DATA FOR THIS TASK>

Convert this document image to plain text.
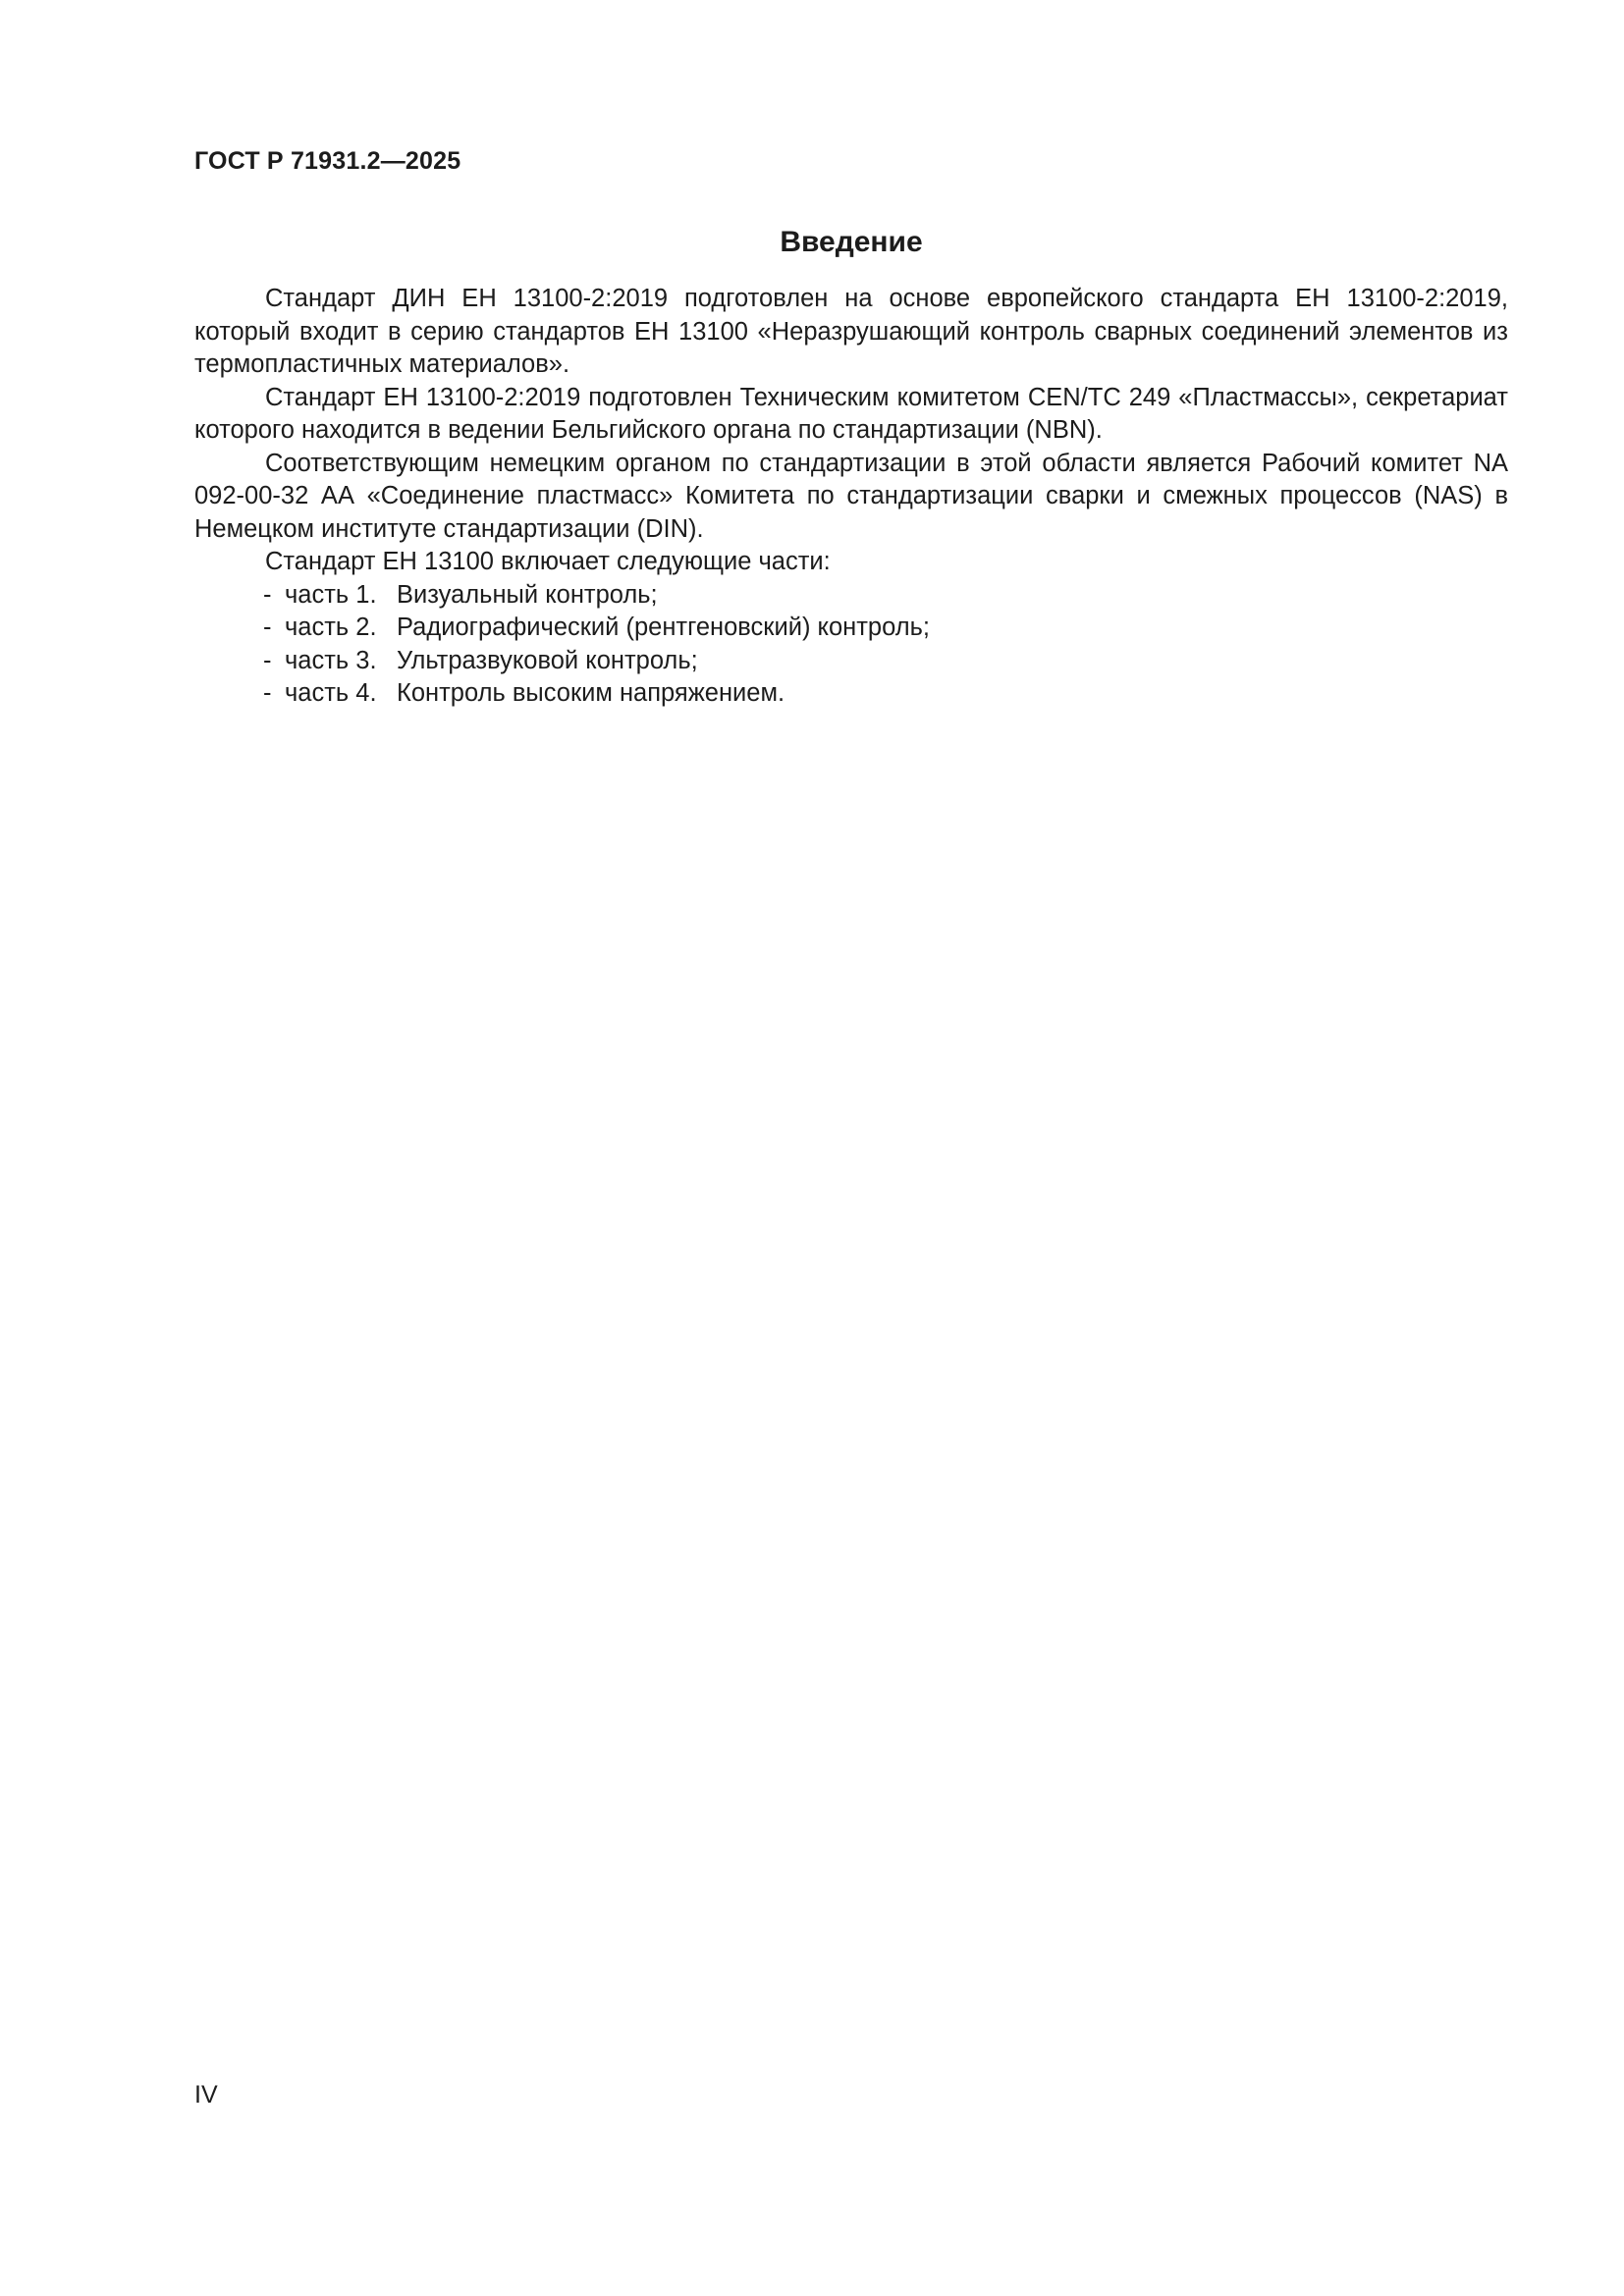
ГОСТ Р 71931.2—2025

Введение

Стандарт ДИН ЕН 13100-2:2019 подготовлен на основе европейского стандарта ЕН 13100-2:2019, который входит в серию стандартов ЕН 13100 «Неразрушающий контроль сварных соединений элементов из термопластичных материалов».

Стандарт ЕН 13100-2:2019 подготовлен Техническим комитетом CEN/TC 249 «Пластмассы», секретариат которого находится в ведении Бельгийского органа по стандартизации (NBN).

Соответствующим немецким органом по стандартизации в этой области является Рабочий комитет NA 092-00-32 АА «Соединение пластмасс» Комитета по стандартизации сварки и смежных процессов (NAS) в Немецком институте стандартизации (DIN).

Стандарт ЕН 13100 включает следующие части:

- часть 1. Визуальный контроль;
- часть 2. Радиографический (рентгеновский) контроль;
- часть 3. Ультразвуковой контроль;
- часть 4. Контроль высоким напряжением.

IV
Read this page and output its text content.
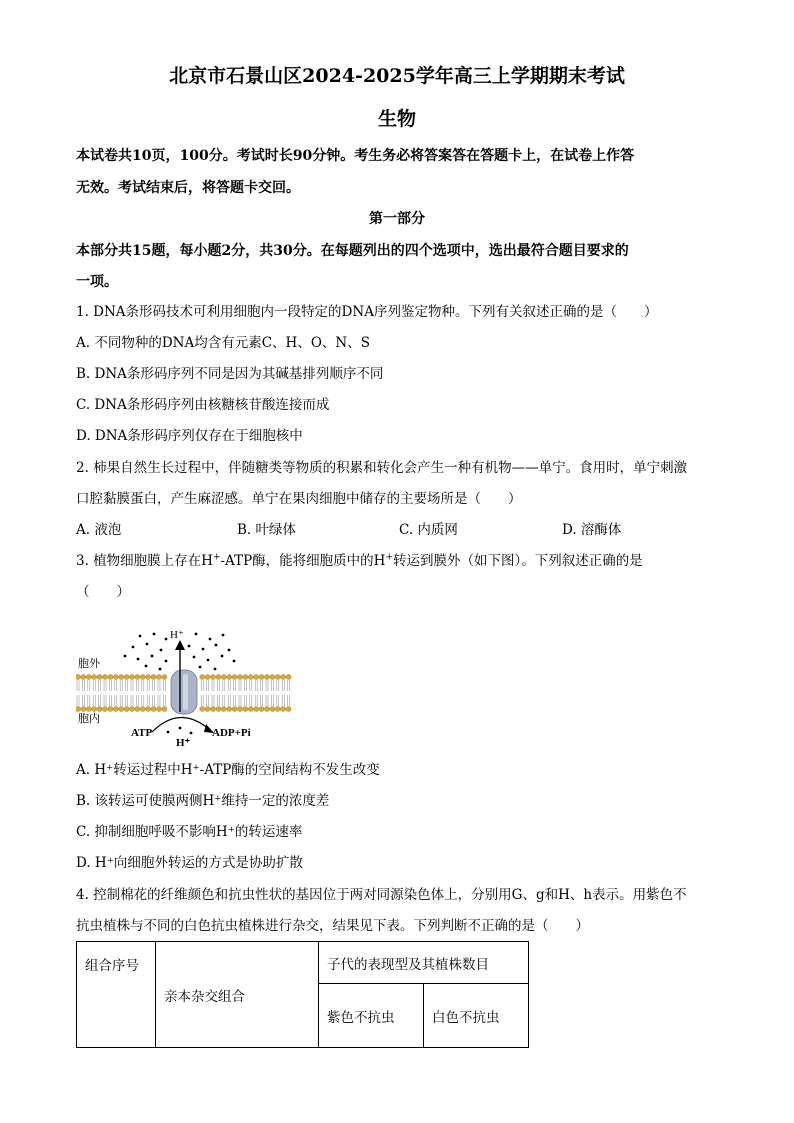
北京市石景山区2024-2025学年高三上学期期末考试
生物
本试卷共10页，100分。考试时长90分钟。考生务必将答案答在答题卡上，在试卷上作答
无效。考试结束后，将答题卡交回。
第一部分
本部分共15题，每小题2分，共30分。在每题列出的四个选项中，选出最符合题目要求的
一项。
1. DNA条形码技术可利用细胞内一段特定的DNA序列鉴定物种。下列有关叙述正确的是（　　）
A. 不同物种的DNA均含有元素C、H、O、N、S
B. DNA条形码序列不同是因为其碱基排列顺序不同
C. DNA条形码序列由核糖核苷酸连接而成
D. DNA条形码序列仅存在于细胞核中
2. 柿果自然生长过程中，伴随糖类等物质的积累和转化会产生一种有机物——单宁。食用时，单宁刺激
口腔黏膜蛋白，产生麻涩感。单宁在果肉细胞中储存的主要场所是（　　）
A. 液泡	B. 叶绿体	C. 内质网	D. 溶酶体
3. 植物细胞膜上存在H+-ATP酶，能将细胞质中的H+转运到膜外（如下图）。下列叙述正确的是
（　　）
H⁺
胞外
胞内
ATP	ADP+Pi
H⁺
A. H⁺转运过程中H⁺-ATP酶的空间结构不发生改变
B. 该转运可使膜两侧H⁺维持一定的浓度差
C. 抑制细胞呼吸不影响H⁺的转运速率
D. H⁺向细胞外转运的方式是协助扩散
4. 控制棉花的纤维颜色和抗虫性状的基因位于两对同源染色体上，分别用G、g和H、h表示。用紫色不
抗虫植株与不同的白色抗虫植株进行杂交，结果见下表。下列判断不正确的是（　　）
组合序号	亲本杂交组合	子代的表现型及其植株数目	
		紫色不抗虫	白色不抗虫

STATED GOAL>
Count the lines of the material that include the word "text", then report only the total.

EXPECTED OUTPUT>
2